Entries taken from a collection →
──────
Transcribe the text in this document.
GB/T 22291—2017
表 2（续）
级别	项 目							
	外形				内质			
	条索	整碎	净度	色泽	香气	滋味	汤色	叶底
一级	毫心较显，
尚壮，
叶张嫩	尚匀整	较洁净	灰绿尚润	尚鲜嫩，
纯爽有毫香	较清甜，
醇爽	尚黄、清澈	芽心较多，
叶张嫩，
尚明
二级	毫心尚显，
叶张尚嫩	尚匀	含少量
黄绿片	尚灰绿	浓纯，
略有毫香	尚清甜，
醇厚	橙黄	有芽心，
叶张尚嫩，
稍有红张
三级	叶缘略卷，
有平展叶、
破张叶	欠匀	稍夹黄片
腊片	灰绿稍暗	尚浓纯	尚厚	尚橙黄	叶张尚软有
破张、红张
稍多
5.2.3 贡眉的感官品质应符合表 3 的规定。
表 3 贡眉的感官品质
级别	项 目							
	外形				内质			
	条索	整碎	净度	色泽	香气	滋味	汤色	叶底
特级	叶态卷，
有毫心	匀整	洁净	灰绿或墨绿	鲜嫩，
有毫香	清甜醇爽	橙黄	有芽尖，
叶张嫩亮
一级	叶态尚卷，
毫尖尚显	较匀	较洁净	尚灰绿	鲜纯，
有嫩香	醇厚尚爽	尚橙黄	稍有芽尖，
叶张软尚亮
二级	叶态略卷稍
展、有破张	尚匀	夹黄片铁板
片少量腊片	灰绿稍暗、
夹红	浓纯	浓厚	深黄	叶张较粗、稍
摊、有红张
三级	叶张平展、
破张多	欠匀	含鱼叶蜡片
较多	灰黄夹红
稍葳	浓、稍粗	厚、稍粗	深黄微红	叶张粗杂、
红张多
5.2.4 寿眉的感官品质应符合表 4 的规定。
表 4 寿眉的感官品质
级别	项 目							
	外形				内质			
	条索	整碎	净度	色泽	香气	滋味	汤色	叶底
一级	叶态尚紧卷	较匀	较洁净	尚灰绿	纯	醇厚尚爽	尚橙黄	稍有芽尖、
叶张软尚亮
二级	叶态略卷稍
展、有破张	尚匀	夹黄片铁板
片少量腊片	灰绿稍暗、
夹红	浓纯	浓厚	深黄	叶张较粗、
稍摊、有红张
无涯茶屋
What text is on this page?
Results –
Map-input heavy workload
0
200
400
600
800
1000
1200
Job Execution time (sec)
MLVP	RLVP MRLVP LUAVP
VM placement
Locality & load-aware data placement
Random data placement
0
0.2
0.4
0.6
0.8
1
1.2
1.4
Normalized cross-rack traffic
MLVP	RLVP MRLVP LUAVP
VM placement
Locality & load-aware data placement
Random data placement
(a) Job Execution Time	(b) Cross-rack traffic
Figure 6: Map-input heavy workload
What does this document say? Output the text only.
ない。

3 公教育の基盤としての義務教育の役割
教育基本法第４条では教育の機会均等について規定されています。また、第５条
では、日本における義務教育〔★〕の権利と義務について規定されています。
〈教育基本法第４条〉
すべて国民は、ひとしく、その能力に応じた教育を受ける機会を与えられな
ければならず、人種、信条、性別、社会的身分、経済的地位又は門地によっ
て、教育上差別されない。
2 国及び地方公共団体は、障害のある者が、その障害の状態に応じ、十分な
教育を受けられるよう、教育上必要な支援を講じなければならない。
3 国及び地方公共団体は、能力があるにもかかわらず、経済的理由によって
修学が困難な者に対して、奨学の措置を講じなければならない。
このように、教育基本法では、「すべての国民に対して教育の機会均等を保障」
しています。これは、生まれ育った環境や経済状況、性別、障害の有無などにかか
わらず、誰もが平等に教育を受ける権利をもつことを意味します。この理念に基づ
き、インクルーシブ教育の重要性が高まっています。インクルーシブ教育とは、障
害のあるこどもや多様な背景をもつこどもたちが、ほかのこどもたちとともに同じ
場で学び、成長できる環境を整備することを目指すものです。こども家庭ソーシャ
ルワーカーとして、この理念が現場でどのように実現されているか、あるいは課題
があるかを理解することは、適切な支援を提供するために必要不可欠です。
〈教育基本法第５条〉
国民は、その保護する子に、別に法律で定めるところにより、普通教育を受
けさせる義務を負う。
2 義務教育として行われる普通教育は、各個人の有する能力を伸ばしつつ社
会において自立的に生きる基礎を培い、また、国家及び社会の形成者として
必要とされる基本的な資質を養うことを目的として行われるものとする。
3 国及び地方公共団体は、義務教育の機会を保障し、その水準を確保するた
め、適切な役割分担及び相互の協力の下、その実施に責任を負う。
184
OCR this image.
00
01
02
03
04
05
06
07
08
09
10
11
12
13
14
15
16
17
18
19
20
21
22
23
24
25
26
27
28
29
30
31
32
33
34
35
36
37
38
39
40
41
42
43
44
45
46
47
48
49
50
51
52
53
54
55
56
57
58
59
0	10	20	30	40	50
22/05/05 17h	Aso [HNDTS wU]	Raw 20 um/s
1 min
──────
TASK PROMPT → Return the full listing, character for character.

ANSWER FOR THE TASK →
Transcribe the text in this document.
GB/T 22291—2017
表 2（续）
级别	项 目							
	外形				内质			
	条索	整碎	净度	色泽	香气	滋味	汤色	叶底
一级	毫心较显，
尚壮，
叶张嫩	尚匀整	较洁净	灰绿尚润	尚鲜嫩，
纯爽有毫香	较清甜，
醇爽	尚黄、清澈	芽心较多，
叶张嫩，
尚明
二级	毫心尚显，
叶张尚嫩	尚匀	含少量
黄绿片	尚灰绿	浓纯，
略有毫香	尚清甜，
醇厚	橙黄	有芽心，
叶张尚嫩，
稍有红张
三级	叶缘略卷，
有平展叶、
破张叶	欠匀	稍夹黄片
腊片	灰绿稍暗	尚浓纯	尚厚	尚橙黄	叶张尚软有
破张、红张
稍多
5.2.3 贡眉的感官品质应符合表 3 的规定。
表 3 贡眉的感官品质
级别	项 目							
	外形				内质			
	条索	整碎	净度	色泽	香气	滋味	汤色	叶底
特级	叶态卷，
有毫心	匀整	洁净	灰绿或墨绿	鲜嫩，
有毫香	清甜醇爽	橙黄	有芽尖，
叶张嫩亮
一级	叶态尚卷，
毫尖尚显	较匀	较洁净	尚灰绿	鲜纯，
有嫩香	醇厚尚爽	尚橙黄	稍有芽尖，
叶张软尚亮
二级	叶态略卷稍
展、有破张	尚匀	夹黄片铁板
片少量腊片	灰绿稍暗、
夹红	浓纯	浓厚	深黄	叶张较粗、稍
摊、有红张
三级	叶张平展、
破张多	欠匀	含鱼叶蜡片
较多	灰黄夹红
稍葳	浓、稍粗	厚、稍粗	深黄微红	叶张粗杂、
红张多
5.2.4 寿眉的感官品质应符合表 4 的规定。
表 4 寿眉的感官品质
级别	项 目							
	外形				内质			
	条索	整碎	净度	色泽	香气	滋味	汤色	叶底
一级	叶态尚紧卷	较匀	较洁净	尚灰绿	纯	醇厚尚爽	尚橙黄	稍有芽尖、
叶张软尚亮
二级	叶态略卷稍
展、有破张	尚匀	夹黄片铁板
片少量腊片	灰绿稍暗、
夹红	浓纯	浓厚	深黄	叶张较粗、
稍摊、有红张
无涯茶屋
What text is on this page?
Results –
Map-input heavy workload
0
200
400
600
800
1000
1200
Job Execution time (sec)
MLVP	RLVP MRLVP LUAVP
VM placement
Locality & load-aware data placement
Random data placement
0
0.2
0.4
0.6
0.8
1
1.2
1.4
Normalized cross-rack traffic
MLVP	RLVP MRLVP LUAVP
VM placement
Locality & load-aware data placement
Random data placement
(a) Job Execution Time	(b) Cross-rack traffic
Figure 6: Map-input heavy workload
What does this document say? Output the text only.
ない。

3 公教育の基盤としての義務教育の役割
教育基本法第４条では教育の機会均等について規定されています。また、第５条
では、日本における義務教育〔★〕の権利と義務について規定されています。
〈教育基本法第４条〉
すべて国民は、ひとしく、その能力に応じた教育を受ける機会を与えられな
ければならず、人種、信条、性別、社会的身分、経済的地位又は門地によっ
て、教育上差別されない。
2 国及び地方公共団体は、障害のある者が、その障害の状態に応じ、十分な
教育を受けられるよう、教育上必要な支援を講じなければならない。
3 国及び地方公共団体は、能力があるにもかかわらず、経済的理由によって
修学が困難な者に対して、奨学の措置を講じなければならない。
このように、教育基本法では、「すべての国民に対して教育の機会均等を保障」
しています。これは、生まれ育った環境や経済状況、性別、障害の有無などにかか
わらず、誰もが平等に教育を受ける権利をもつことを意味します。この理念に基づ
き、インクルーシブ教育の重要性が高まっています。インクルーシブ教育とは、障
害のあるこどもや多様な背景をもつこどもたちが、ほかのこどもたちとともに同じ
場で学び、成長できる環境を整備することを目指すものです。こども家庭ソーシャ
ルワーカーとして、この理念が現場でどのように実現されているか、あるいは課題
があるかを理解することは、適切な支援を提供するために必要不可欠です。
〈教育基本法第５条〉
国民は、その保護する子に、別に法律で定めるところにより、普通教育を受
けさせる義務を負う。
2 義務教育として行われる普通教育は、各個人の有する能力を伸ばしつつ社
会において自立的に生きる基礎を培い、また、国家及び社会の形成者として
必要とされる基本的な資質を養うことを目的として行われるものとする。
3 国及び地方公共団体は、義務教育の機会を保障し、その水準を確保するた
め、適切な役割分担及び相互の協力の下、その実施に責任を負う。
184
OCR this image.
00
01
02
03
04
05
06
07
08
09
10
11
12
13
14
15
16
17
18
19
20
21
22
23
24
25
26
27
28
29
30
31
32
33
34
35
36
37
38
39
40
41
42
43
44
45
46
47
48
49
50
51
52
53
54
55
56
57
58
59
0	10	20	30	40	50
22/05/05 17h	Aso [HNDTS wU]	Raw 20 um/s
1 min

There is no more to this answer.